Record list.
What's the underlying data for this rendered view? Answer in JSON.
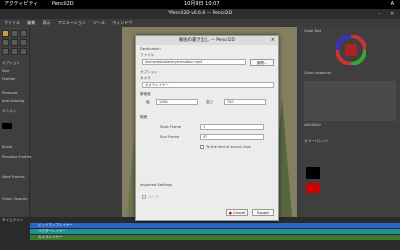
{
  "topbar": {
    "activities": "アクティビティ",
    "app": "Pencil2D",
    "clock": "10月9日 10:07",
    "tray": "A"
  },
  "window": {
    "title": "*Pencil2D v0.6.6 — Pencil2D"
  },
  "menu": [
    "ファイル",
    "編集",
    "表示",
    "アニメーション",
    "ツール",
    "ウィンドウ",
    "ヘルプ"
  ],
  "left": {
    "options": "オプション",
    "size_label": "Size",
    "feather_label": "Feather",
    "pressure_label": "Pressure",
    "anti_label": "Anti-Aliasing",
    "onion_label": "オニオン",
    "brush_label": "Brush",
    "previous_frames": "Previous Frames",
    "next_frames": "Next Frames",
    "opacity_label": "Onion Opacity"
  },
  "timeline": {
    "label": "タイムライン",
    "layers": [
      "ビットマップレイヤー",
      "ベクターレイヤー",
      "カメラレイヤー"
    ]
  },
  "right": {
    "color_wheel": "Color Box",
    "inspector": "Color Inspector",
    "palette": "カラーパレット",
    "hex": "#000000"
  },
  "dialog": {
    "title": "動画の書き出し — Pencil2D",
    "destination": "Destination",
    "file_label": "ファイル",
    "file_value": "/home/daisuke/myanimation.mp4",
    "browse": "参照...",
    "options": "オプション",
    "camera_label": "カメラ",
    "camera_value": "カメラレイヤー",
    "resolution": "解像度",
    "width_label": "幅",
    "width_value": "1280",
    "height_label": "高さ",
    "height_value": "720",
    "range": "範囲",
    "start_label": "Start Frame",
    "start_value": "1",
    "end_label": "End Frame",
    "end_value": "47",
    "sound_label": "To the end of sound clips",
    "gif_label": "Imported Settings",
    "loop_label": "ループ",
    "cancel": "Cancel",
    "export": "Export"
  }
}
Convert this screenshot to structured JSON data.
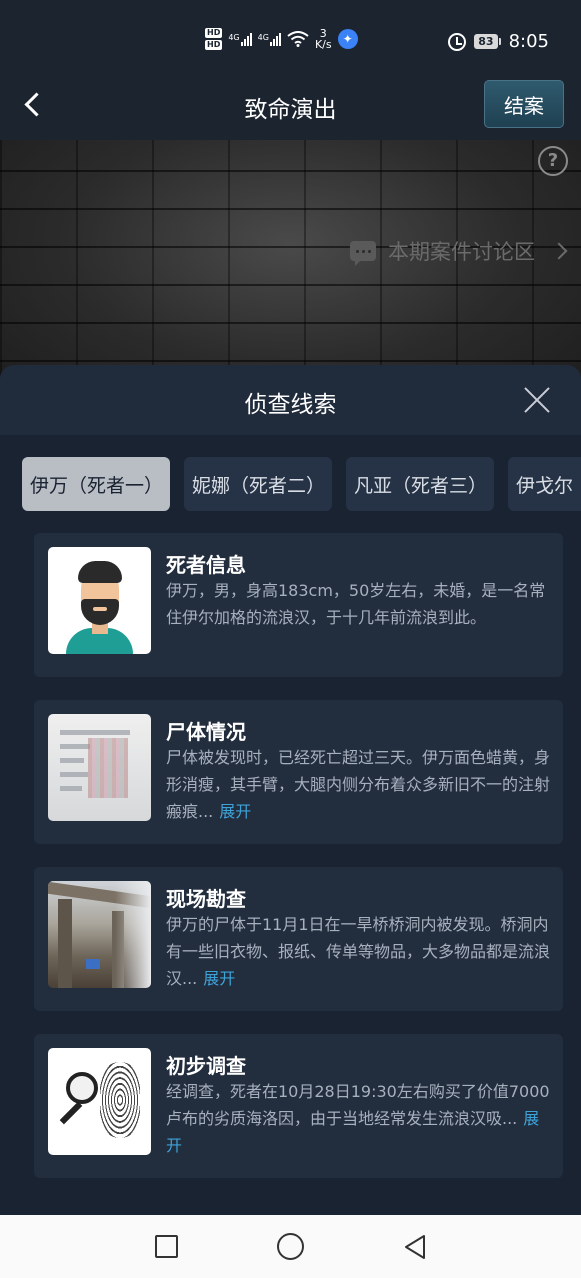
{
  "status_bar": {
    "hd_badges": [
      "HD",
      "HD"
    ],
    "networks": [
      "4G",
      "4G"
    ],
    "speed_value": "3",
    "speed_unit": "K/s",
    "battery_level": "83",
    "time": "8:05",
    "icons": [
      "alarm-icon",
      "wifi-icon",
      "baidu-icon"
    ]
  },
  "header": {
    "title": "致命演出",
    "close_case_label": "结案"
  },
  "background": {
    "discussion_label": "本期案件讨论区"
  },
  "sheet": {
    "title": "侦查线索",
    "tabs": [
      {
        "label": "伊万（死者一）",
        "active": true
      },
      {
        "label": "妮娜（死者二）",
        "active": false
      },
      {
        "label": "凡亚（死者三）",
        "active": false
      },
      {
        "label": "伊戈尔（",
        "active": false
      }
    ],
    "cards": [
      {
        "title": "死者信息",
        "body": "伊万，男，身高183cm，50岁左右，未婚，是一名常住伊尔加格的流浪汉，于十几年前流浪到此。",
        "expand": ""
      },
      {
        "title": "尸体情况",
        "body": "尸体被发现时，已经死亡超过三天。伊万面色蜡黄，身形消瘦，其手臂，大腿内侧分布着众多新旧不一的注射瘢痕...",
        "expand": "展开"
      },
      {
        "title": "现场勘查",
        "body": "伊万的尸体于11月1日在一旱桥桥洞内被发现。桥洞内有一些旧衣物、报纸、传单等物品，大多物品都是流浪汉...",
        "expand": "展开"
      },
      {
        "title": "初步调查",
        "body": "经调查，死者在10月28日19:30左右购买了价值7000卢布的劣质海洛因，由于当地经常发生流浪汉吸...",
        "expand": "展开"
      }
    ]
  },
  "colors": {
    "accent_link": "#3ea3d8",
    "active_tab_bg": "#b9bec4",
    "sheet_bg": "#1a2332",
    "card_bg": "#222d3e"
  }
}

What to do. Every line above should be repeated exactly; pictures stay out of the copy.

Output for this task.
What's the underlying data for this rendered view? Answer in JSON.
{
  "topbar": {
    "activities": "アクティビティ",
    "app": "Pencil2D",
    "clock": "10月9日 10:07",
    "tray": "A"
  },
  "window": {
    "title": "*Pencil2D v0.6.6 — Pencil2D"
  },
  "menu": [
    "ファイル",
    "編集",
    "表示",
    "アニメーション",
    "ツール",
    "ウィンドウ",
    "ヘルプ"
  ],
  "left": {
    "options": "オプション",
    "size_label": "Size",
    "feather_label": "Feather",
    "pressure_label": "Pressure",
    "anti_label": "Anti-Aliasing",
    "onion_label": "オニオン",
    "brush_label": "Brush",
    "previous_frames": "Previous Frames",
    "next_frames": "Next Frames",
    "opacity_label": "Onion Opacity"
  },
  "timeline": {
    "label": "タイムライン",
    "layers": [
      "ビットマップレイヤー",
      "ベクターレイヤー",
      "カメラレイヤー"
    ]
  },
  "right": {
    "color_wheel": "Color Box",
    "inspector": "Color Inspector",
    "palette": "カラーパレット",
    "hex": "#000000"
  },
  "dialog": {
    "title": "動画の書き出し — Pencil2D",
    "destination": "Destination",
    "file_label": "ファイル",
    "file_value": "/home/daisuke/myanimation.mp4",
    "browse": "参照...",
    "options": "オプション",
    "camera_label": "カメラ",
    "camera_value": "カメラレイヤー",
    "resolution": "解像度",
    "width_label": "幅",
    "width_value": "1280",
    "height_label": "高さ",
    "height_value": "720",
    "range": "範囲",
    "start_label": "Start Frame",
    "start_value": "1",
    "end_label": "End Frame",
    "end_value": "47",
    "sound_label": "To the end of sound clips",
    "gif_label": "Imported Settings",
    "loop_label": "ループ",
    "cancel": "Cancel",
    "export": "Export"
  }
}
Convert this screenshot to structured JSON data.
{
  "status_bar": {
    "hd_badges": [
      "HD",
      "HD"
    ],
    "networks": [
      "4G",
      "4G"
    ],
    "speed_value": "3",
    "speed_unit": "K/s",
    "battery_level": "83",
    "time": "8:05",
    "icons": [
      "alarm-icon",
      "wifi-icon",
      "baidu-icon"
    ]
  },
  "header": {
    "title": "致命演出",
    "close_case_label": "结案"
  },
  "background": {
    "discussion_label": "本期案件讨论区"
  },
  "sheet": {
    "title": "侦查线索",
    "tabs": [
      {
        "label": "伊万（死者一）",
        "active": true
      },
      {
        "label": "妮娜（死者二）",
        "active": false
      },
      {
        "label": "凡亚（死者三）",
        "active": false
      },
      {
        "label": "伊戈尔（",
        "active": false
      }
    ],
    "cards": [
      {
        "title": "死者信息",
        "body": "伊万，男，身高183cm，50岁左右，未婚，是一名常住伊尔加格的流浪汉，于十几年前流浪到此。",
        "expand": ""
      },
      {
        "title": "尸体情况",
        "body": "尸体被发现时，已经死亡超过三天。伊万面色蜡黄，身形消瘦，其手臂，大腿内侧分布着众多新旧不一的注射瘢痕...",
        "expand": "展开"
      },
      {
        "title": "现场勘查",
        "body": "伊万的尸体于11月1日在一旱桥桥洞内被发现。桥洞内有一些旧衣物、报纸、传单等物品，大多物品都是流浪汉...",
        "expand": "展开"
      },
      {
        "title": "初步调查",
        "body": "经调查，死者在10月28日19:30左右购买了价值7000卢布的劣质海洛因，由于当地经常发生流浪汉吸...",
        "expand": "展开"
      }
    ]
  },
  "colors": {
    "accent_link": "#3ea3d8",
    "active_tab_bg": "#b9bec4",
    "sheet_bg": "#1a2332",
    "card_bg": "#222d3e"
  }
}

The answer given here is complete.